**Vorliegender Text**
——

2. Das Lachen verfeinert das Ego.

Der Mensch, der über seine eigene Dummheit lacht, tritt in jenem Augenblick aus seinem Ego heraus. In der Mevlevî-Weisheitslehre gibt es den Begriff kahkaha-i Hak (das Lachen der Wahrheit): In dem Augenblick, in dem jemand von außen auf seinen eigenen Zustand blicken und lachen kann, erlebt er eine Art Vorgestalt der Auslöschung im Göttlichen (fenâ). Die Hodscha-Schwänke sind das alltägliche Werkzeug dieser Erziehung.

3. Der Humor ist Übertragung des Zustands, nicht Übertragung der Doktrin.

Im Sufismus geschieht die wahre Übertragung der Lehre von Zustand zu Zustand (hâl), nicht von Worten zu Worten. Ein Schwank schafft zwischen Erzähler und Zuhörer einen geteilten Augenblick; der Funke der Erleuchtung in jenem Augenblick bewirkt eine weit tiefere Übertragung als das Lesen eines Buches. Genau dies steht im Zentrum der Tradition des Gesprächs (sohbet).

Die dreidimensionale Pädagogik des Hodscha

Die Methode des Hodscha wirkt auf drei Ebenen zugleich:

1. Die Ebene der oberflächlichen Unterhaltung: Das Kind hört den Schwank, lacht, vergnügt sich. Das genügt; es ist nicht einmal nötig, etwas anderes zu erwarten.

2. Die gesellschaftlich-kritische Ebene: Der Erwachsene hört den Schwank und ahnt die Kritik an den Richtern, den Pilgern, den Nachbarn und an seiner eigenen niederen Seele. Eine Art gesellschaftlicher Spiegelung.

3. Die geistlich-erweckende Ebene: Wer dem geistlichen Weg zugeneigt ist, hört den Schwank und sieht jene Dummheit, jene Inkonsequenz, jenen Hochmut in sich selbst. Der Schwank flammt Jahre später, in einem ganz unzusammenhängenden Augenblick, plötzlich auf und trägt zur Erweckung bei.

Diese dreistufige Struktur rückt den Hodscha auch ins Interessenfeld der modernen Bildungstheorie. Howard Gardners Theorie der multiplen Intelligenzen, Jerome Bruners Ansatz der Erzählpädagogik, Paulo Freires kritische Pädagogik — sie alle systematisieren, was der Hodscha schon Jahrhunderte zuvor intuitiv anwandte.

——

**Aufgaben und Übungen**
[1] Welcher Begriff steht im Text über die Pädagogik des Hodscha in der Mevlevî-Weisheitslehre für „das Lachen der Wahrheit“?
[2] Knüpfen Sie an den letzten Satz des Textes über die Pädagogik des Hodscha an und schreiben Sie ihn weiter.

**Quelldaten**
——

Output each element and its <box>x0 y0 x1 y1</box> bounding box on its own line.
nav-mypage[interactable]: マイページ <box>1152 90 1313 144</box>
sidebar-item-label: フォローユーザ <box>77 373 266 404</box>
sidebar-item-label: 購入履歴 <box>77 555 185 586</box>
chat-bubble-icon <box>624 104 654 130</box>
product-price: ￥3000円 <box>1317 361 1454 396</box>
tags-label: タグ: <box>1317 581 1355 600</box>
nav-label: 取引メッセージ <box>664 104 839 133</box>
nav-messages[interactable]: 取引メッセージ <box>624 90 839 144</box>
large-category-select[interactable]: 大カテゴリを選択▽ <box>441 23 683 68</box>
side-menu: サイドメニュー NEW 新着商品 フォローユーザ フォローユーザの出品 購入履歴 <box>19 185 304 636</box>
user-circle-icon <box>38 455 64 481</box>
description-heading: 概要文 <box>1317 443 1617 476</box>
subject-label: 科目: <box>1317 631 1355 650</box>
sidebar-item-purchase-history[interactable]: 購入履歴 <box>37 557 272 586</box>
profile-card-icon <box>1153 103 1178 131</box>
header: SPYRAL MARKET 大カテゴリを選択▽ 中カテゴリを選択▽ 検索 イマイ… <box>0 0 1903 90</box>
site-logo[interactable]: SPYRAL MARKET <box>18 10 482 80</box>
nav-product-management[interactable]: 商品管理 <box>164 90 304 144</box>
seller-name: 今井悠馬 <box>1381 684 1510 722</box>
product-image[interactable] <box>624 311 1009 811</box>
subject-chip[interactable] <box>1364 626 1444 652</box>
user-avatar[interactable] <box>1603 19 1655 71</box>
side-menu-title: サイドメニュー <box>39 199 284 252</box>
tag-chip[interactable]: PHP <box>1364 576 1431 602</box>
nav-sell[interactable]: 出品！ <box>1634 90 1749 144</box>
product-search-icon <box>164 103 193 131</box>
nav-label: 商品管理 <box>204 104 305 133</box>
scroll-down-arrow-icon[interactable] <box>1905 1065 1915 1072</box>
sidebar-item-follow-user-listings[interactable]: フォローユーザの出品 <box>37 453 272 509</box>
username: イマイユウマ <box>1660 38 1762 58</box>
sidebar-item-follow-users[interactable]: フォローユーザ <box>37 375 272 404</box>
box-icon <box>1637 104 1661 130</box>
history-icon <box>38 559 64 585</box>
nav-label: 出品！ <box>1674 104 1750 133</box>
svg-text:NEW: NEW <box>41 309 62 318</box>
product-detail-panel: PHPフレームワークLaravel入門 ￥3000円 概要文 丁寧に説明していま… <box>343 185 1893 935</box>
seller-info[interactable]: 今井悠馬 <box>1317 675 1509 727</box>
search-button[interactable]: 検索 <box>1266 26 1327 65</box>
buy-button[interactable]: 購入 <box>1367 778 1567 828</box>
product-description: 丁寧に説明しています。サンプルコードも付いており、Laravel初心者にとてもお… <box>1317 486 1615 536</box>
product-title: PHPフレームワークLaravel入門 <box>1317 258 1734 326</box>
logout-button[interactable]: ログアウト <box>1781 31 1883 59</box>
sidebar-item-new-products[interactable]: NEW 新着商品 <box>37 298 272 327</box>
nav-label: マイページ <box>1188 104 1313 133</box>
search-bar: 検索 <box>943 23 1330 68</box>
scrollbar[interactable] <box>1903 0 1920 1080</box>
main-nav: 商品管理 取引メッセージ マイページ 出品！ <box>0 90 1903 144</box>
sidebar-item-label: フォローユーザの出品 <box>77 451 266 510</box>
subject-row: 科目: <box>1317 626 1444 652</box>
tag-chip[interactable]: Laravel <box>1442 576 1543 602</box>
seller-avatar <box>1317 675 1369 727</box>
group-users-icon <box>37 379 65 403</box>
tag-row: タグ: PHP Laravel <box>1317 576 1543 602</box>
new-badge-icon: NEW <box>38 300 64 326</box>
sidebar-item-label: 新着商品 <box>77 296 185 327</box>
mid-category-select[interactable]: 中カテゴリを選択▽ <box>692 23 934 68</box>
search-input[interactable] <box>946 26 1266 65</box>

——

**Lösungen**
[1] kahkaha-i Hak

[2]
Der Hodscha in der zeitgenössischen türkischen Geistesgeschichte

Die türkische Geistesgeschichte nach der Republikgründung hat sich den Nasreddîn Hodscha in verschiedenen Lagern auf verschiedene Weise angeeignet:

Volkstümlich-laizistisches Lager: Es liest den Hodscha als Weisen des Volkes und drängt seine religiöse Identität in den Hintergrund. Dies ist der Ansatz von Pertev Naili Boratav und der links-folkloristischen Schule. Der Hodscha ist das Symbol des Volksverstandes und der Weisheit des gewöhnlichen Menschen; seine sufisch-mystische Dimension wird abgemildert.

Islamisch-sufisches Lager: Es hebt den Hodscha als hanafitischen Rechtsgelehrten, geistlichen Altmeister (pîr) hervor. Die Schule von Idries Shah und ihre türkischen Anhänger (der Kreis um Cemâlnur Sargut, einige Schriften von Hayrettin Karaman) repräsentieren diesen Ansatz. Der Humor des Hodscha ist die Oberfläche einer tiefen sufischen Pädagogik.

Vergleichend-universalistisches Lager: Es liest den Hodscha als die türkisch-anatolische Version des globalen Trickster-Weisen-Archetyps. Der Ansatz von Doris Lessing und Robert Ornstein; von den modernen türkischen Forschern Sahin Köktürk und Pervin Ergun. Der Hodscha ist ein Weltphänomen.

Bildungs-pädagogisches Lager: Es bewertet die Hodscha-Schwänke als lehrhaftes Material im Unterricht. Die moderne Bildungspsychologie (Jerome Bruners Erzählpädagogik) betrachtet die Hodscha-Schwänke als begriffliche Bausteine.

Diese vielfältigen Lesarten zeigen, dass der Hodscha weniger eine historische Person als eine geistlich-kulturelle Quelle geworden ist; aus ihr gibt es ein Wasser, von dem jeder schöpfen kann.

Das eigentliche Erbe des Nasreddîn Hodscha besteht darin, dass er der stärkste Zeuge der anatolischen Geographie für die Wahrheit ist, dass Weisheit nicht mit Ernst, sondern mit einem bewussten Humor getragen werden kann. Der Hodscha, der rückwärts auf dem Esel reitet, ist in Wahrheit der einzige, der vorwärts auf das Ross der Wahrheit steigt.